-- BEGIN --
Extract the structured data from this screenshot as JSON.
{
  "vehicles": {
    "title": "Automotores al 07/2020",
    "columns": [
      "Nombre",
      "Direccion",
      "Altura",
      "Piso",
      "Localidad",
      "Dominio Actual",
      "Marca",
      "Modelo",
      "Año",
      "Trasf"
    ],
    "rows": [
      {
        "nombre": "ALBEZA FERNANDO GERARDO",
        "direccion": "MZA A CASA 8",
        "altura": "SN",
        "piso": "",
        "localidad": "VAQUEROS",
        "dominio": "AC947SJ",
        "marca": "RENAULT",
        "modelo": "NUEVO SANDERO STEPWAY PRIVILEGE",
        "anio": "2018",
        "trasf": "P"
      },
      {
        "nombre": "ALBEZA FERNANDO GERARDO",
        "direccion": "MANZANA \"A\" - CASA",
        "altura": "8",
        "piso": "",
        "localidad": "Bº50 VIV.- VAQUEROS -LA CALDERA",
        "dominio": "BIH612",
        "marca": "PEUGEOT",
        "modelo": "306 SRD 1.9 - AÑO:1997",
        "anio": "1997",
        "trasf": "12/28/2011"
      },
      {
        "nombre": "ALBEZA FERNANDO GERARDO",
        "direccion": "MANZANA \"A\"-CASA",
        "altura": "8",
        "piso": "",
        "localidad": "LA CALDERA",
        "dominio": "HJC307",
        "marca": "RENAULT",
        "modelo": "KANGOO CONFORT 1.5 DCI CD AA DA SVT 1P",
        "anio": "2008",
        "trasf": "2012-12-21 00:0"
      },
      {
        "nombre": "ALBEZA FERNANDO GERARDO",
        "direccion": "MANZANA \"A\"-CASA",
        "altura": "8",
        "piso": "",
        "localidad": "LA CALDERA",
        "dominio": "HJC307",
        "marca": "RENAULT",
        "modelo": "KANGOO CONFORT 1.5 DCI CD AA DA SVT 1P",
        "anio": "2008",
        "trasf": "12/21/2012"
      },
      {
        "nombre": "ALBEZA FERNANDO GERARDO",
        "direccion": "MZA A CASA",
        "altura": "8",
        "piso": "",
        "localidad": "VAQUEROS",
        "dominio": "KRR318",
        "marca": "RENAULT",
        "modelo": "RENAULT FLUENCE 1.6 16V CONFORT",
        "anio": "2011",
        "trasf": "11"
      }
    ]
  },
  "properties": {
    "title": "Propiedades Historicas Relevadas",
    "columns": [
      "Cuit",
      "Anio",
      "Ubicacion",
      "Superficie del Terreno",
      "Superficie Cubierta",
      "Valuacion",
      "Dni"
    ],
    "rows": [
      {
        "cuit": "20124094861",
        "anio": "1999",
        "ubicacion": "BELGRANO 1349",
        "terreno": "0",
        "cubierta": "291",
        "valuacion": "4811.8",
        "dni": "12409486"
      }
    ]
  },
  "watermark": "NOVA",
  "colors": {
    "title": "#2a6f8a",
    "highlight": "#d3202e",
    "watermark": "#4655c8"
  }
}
-- END --
> [What you are asked to do]: Please repeat the material above, word for word and in full.

> [Result for this task]:
Extract the structured data from this screenshot as JSON.
{
  "vehicles": {
    "title": "Automotores al 07/2020",
    "columns": [
      "Nombre",
      "Direccion",
      "Altura",
      "Piso",
      "Localidad",
      "Dominio Actual",
      "Marca",
      "Modelo",
      "Año",
      "Trasf"
    ],
    "rows": [
      {
        "nombre": "ALBEZA FERNANDO GERARDO",
        "direccion": "MZA A CASA 8",
        "altura": "SN",
        "piso": "",
        "localidad": "VAQUEROS",
        "dominio": "AC947SJ",
        "marca": "RENAULT",
        "modelo": "NUEVO SANDERO STEPWAY PRIVILEGE",
        "anio": "2018",
        "trasf": "P"
      },
      {
        "nombre": "ALBEZA FERNANDO GERARDO",
        "direccion": "MANZANA \"A\" - CASA",
        "altura": "8",
        "piso": "",
        "localidad": "Bº50 VIV.- VAQUEROS -LA CALDERA",
        "dominio": "BIH612",
        "marca": "PEUGEOT",
        "modelo": "306 SRD 1.9 - AÑO:1997",
        "anio": "1997",
        "trasf": "12/28/2011"
      },
      {
        "nombre": "ALBEZA FERNANDO GERARDO",
        "direccion": "MANZANA \"A\"-CASA",
        "altura": "8",
        "piso": "",
        "localidad": "LA CALDERA",
        "dominio": "HJC307",
        "marca": "RENAULT",
        "modelo": "KANGOO CONFORT 1.5 DCI CD AA DA SVT 1P",
        "anio": "2008",
        "trasf": "2012-12-21 00:0"
      },
      {
        "nombre": "ALBEZA FERNANDO GERARDO",
        "direccion": "MANZANA \"A\"-CASA",
        "altura": "8",
        "piso": "",
        "localidad": "LA CALDERA",
        "dominio": "HJC307",
        "marca": "RENAULT",
        "modelo": "KANGOO CONFORT 1.5 DCI CD AA DA SVT 1P",
        "anio": "2008",
        "trasf": "12/21/2012"
      },
      {
        "nombre": "ALBEZA FERNANDO GERARDO",
        "direccion": "MZA A CASA",
        "altura": "8",
        "piso": "",
        "localidad": "VAQUEROS",
        "dominio": "KRR318",
        "marca": "RENAULT",
        "modelo": "RENAULT FLUENCE 1.6 16V CONFORT",
        "anio": "2011",
        "trasf": "11"
      }
    ]
  },
  "properties": {
    "title": "Propiedades Historicas Relevadas",
    "columns": [
      "Cuit",
      "Anio",
      "Ubicacion",
      "Superficie del Terreno",
      "Superficie Cubierta",
      "Valuacion",
      "Dni"
    ],
    "rows": [
      {
        "cuit": "20124094861",
        "anio": "1999",
        "ubicacion": "BELGRANO 1349",
        "terreno": "0",
        "cubierta": "291",
        "valuacion": "4811.8",
        "dni": "12409486"
      }
    ]
  },
  "watermark": "NOVA",
  "colors": {
    "title": "#2a6f8a",
    "highlight": "#d3202e",
    "watermark": "#4655c8"
  }
}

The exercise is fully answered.